- _SUPPLIED INFORMATION_
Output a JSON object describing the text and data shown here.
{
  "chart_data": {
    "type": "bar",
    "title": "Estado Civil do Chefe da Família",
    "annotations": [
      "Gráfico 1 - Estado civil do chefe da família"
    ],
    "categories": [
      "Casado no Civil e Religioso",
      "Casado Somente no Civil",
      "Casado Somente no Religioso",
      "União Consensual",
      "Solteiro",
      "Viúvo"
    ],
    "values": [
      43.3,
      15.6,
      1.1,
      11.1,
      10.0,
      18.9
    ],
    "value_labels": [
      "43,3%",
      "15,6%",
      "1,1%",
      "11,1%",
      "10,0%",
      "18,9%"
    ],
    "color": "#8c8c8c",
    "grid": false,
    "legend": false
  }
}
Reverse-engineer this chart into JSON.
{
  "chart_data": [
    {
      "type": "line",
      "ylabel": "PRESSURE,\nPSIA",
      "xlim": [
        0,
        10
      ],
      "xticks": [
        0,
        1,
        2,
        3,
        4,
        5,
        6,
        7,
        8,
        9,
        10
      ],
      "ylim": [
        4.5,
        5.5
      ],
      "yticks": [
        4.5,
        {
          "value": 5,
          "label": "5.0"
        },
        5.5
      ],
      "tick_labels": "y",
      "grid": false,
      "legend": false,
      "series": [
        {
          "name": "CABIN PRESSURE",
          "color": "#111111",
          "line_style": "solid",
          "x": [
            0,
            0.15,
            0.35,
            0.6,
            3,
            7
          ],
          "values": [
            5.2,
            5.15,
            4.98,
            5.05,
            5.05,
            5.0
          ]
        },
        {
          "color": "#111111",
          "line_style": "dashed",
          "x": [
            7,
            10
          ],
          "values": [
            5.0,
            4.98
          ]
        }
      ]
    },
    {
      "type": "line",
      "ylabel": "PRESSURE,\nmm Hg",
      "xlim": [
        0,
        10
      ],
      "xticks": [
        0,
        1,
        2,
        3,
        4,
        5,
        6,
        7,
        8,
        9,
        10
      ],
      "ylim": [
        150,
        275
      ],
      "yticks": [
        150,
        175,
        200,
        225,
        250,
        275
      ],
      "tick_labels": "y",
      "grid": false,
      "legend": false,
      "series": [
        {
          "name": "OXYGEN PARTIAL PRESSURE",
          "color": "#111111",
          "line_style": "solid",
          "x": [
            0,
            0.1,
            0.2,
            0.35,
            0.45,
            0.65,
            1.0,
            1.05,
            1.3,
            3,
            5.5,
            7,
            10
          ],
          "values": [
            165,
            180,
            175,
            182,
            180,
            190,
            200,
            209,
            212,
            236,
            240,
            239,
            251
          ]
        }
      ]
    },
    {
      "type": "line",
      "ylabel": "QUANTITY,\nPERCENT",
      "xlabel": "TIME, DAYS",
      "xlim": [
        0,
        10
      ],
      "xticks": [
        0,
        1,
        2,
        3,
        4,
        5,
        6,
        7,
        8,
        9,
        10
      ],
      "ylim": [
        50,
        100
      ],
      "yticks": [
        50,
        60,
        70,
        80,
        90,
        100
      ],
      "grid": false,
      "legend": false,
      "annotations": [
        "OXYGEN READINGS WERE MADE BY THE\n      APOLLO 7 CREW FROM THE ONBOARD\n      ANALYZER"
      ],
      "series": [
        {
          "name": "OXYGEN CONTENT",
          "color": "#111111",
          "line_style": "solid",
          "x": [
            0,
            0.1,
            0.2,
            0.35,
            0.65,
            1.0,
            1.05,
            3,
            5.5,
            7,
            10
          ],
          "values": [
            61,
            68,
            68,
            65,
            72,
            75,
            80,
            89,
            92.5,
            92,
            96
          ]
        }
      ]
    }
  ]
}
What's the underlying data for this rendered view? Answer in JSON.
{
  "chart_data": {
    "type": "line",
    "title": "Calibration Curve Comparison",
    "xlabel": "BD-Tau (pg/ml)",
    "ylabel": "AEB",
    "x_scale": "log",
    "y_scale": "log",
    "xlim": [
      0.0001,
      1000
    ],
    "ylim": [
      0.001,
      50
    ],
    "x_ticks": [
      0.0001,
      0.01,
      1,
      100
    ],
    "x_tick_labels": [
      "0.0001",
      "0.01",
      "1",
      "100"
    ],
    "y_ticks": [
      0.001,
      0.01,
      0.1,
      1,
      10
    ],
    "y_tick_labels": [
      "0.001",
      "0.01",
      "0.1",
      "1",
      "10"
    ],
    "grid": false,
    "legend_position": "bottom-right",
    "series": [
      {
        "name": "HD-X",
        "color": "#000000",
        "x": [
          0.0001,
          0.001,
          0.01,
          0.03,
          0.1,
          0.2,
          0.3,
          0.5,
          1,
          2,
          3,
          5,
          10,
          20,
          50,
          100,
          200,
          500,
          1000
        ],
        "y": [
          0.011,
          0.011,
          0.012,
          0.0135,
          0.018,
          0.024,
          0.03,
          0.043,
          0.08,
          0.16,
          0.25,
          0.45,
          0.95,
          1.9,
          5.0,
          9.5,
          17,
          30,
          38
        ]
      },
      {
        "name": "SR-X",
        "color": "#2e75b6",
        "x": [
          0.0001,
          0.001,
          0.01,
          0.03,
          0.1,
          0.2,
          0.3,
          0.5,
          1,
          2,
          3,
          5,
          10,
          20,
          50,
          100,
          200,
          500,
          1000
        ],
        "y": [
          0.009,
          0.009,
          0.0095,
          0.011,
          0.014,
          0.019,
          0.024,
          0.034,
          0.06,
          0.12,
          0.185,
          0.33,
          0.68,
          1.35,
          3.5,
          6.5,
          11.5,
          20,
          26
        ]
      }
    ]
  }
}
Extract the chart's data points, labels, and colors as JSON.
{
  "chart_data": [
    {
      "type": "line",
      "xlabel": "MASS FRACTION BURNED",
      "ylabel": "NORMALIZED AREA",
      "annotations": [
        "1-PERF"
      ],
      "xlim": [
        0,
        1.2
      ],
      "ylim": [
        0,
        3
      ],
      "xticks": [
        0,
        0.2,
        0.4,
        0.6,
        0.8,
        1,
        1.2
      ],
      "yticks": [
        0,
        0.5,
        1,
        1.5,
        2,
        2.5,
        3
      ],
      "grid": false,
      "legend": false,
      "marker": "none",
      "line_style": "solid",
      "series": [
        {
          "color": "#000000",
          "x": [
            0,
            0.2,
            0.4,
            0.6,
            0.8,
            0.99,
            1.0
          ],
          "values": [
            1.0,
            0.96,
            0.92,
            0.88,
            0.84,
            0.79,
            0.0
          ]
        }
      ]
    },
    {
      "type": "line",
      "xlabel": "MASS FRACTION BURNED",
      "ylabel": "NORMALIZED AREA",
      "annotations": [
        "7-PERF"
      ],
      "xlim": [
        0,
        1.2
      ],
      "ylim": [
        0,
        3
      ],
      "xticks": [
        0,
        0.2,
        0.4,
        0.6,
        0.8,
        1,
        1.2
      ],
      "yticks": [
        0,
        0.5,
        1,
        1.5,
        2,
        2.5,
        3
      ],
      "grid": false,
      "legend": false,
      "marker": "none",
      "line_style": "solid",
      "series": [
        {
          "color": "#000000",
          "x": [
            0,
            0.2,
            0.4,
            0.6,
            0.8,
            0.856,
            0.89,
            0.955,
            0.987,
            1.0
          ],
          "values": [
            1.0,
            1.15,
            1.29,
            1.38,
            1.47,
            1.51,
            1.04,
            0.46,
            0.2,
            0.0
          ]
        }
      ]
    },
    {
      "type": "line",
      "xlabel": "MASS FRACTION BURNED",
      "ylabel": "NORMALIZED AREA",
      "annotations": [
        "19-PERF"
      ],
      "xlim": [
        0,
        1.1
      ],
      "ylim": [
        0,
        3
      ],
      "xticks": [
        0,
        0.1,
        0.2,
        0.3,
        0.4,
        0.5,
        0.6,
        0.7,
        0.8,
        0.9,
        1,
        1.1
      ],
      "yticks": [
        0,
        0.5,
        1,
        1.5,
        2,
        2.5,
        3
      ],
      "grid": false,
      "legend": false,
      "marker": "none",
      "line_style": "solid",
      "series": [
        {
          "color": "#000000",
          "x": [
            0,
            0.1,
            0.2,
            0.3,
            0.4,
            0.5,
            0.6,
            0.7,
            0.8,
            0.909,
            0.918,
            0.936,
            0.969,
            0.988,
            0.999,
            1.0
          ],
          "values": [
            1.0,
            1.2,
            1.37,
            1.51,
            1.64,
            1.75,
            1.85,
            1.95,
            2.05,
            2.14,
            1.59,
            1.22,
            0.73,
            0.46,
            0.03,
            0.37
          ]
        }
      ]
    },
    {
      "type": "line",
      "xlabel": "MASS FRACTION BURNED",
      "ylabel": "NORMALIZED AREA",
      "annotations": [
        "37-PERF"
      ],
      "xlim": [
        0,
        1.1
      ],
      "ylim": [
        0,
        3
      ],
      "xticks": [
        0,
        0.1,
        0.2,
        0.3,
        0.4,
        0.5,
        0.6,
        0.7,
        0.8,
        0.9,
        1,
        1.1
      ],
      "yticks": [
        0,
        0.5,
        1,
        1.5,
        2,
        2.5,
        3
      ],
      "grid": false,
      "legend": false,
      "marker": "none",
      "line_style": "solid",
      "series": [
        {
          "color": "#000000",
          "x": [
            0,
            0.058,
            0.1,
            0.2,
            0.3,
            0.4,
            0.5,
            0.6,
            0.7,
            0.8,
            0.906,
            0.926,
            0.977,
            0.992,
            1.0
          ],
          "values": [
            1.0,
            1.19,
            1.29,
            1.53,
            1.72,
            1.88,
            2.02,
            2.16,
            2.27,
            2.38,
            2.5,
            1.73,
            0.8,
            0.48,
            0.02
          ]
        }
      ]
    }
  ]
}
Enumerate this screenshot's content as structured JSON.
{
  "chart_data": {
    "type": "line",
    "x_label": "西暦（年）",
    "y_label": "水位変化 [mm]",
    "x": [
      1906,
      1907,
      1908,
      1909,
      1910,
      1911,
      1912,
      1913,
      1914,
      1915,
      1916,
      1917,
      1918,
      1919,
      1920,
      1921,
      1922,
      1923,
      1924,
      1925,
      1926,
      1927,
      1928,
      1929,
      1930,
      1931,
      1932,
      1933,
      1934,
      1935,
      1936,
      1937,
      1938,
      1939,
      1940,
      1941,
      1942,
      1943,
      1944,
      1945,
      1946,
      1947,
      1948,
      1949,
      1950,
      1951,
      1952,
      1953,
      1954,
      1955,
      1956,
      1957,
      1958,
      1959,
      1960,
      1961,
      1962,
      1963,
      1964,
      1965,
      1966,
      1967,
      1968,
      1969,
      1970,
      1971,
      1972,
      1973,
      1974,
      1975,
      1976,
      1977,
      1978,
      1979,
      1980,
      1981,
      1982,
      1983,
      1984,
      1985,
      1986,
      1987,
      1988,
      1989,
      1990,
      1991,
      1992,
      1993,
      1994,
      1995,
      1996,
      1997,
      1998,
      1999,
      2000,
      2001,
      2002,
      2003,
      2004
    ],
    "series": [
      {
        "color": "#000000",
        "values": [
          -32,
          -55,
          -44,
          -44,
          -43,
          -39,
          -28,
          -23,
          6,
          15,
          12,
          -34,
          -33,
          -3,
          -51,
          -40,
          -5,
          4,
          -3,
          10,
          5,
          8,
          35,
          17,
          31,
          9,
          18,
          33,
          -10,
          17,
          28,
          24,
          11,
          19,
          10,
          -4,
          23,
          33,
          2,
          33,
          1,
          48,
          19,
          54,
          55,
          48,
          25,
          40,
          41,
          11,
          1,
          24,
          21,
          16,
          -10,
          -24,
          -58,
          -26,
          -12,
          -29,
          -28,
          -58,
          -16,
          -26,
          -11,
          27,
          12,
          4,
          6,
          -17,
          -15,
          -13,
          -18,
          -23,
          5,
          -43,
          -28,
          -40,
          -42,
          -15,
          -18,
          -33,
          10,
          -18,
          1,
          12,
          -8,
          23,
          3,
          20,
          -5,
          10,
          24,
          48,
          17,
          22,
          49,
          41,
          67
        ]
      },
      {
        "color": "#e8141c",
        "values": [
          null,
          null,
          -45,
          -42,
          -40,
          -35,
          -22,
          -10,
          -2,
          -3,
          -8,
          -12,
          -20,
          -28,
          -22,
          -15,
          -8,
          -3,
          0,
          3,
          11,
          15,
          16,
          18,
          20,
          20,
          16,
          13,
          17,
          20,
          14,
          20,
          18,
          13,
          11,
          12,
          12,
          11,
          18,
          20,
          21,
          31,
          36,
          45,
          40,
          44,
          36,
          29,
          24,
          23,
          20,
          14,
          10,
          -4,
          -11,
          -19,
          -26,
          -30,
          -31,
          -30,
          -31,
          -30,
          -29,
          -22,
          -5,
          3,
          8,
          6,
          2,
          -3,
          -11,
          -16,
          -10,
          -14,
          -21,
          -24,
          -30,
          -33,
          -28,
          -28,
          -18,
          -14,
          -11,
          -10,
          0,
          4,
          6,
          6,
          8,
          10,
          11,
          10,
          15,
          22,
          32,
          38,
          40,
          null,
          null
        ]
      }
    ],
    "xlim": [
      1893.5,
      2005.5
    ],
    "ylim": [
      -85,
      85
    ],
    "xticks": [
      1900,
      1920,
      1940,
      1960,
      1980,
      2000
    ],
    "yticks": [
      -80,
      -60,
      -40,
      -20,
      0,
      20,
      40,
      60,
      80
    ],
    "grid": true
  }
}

- _YOUR GOAL_
Count how many lines of the data include the word "Estado". Your reply should be that number alone.

- _WRITTEN RESPONSE_
2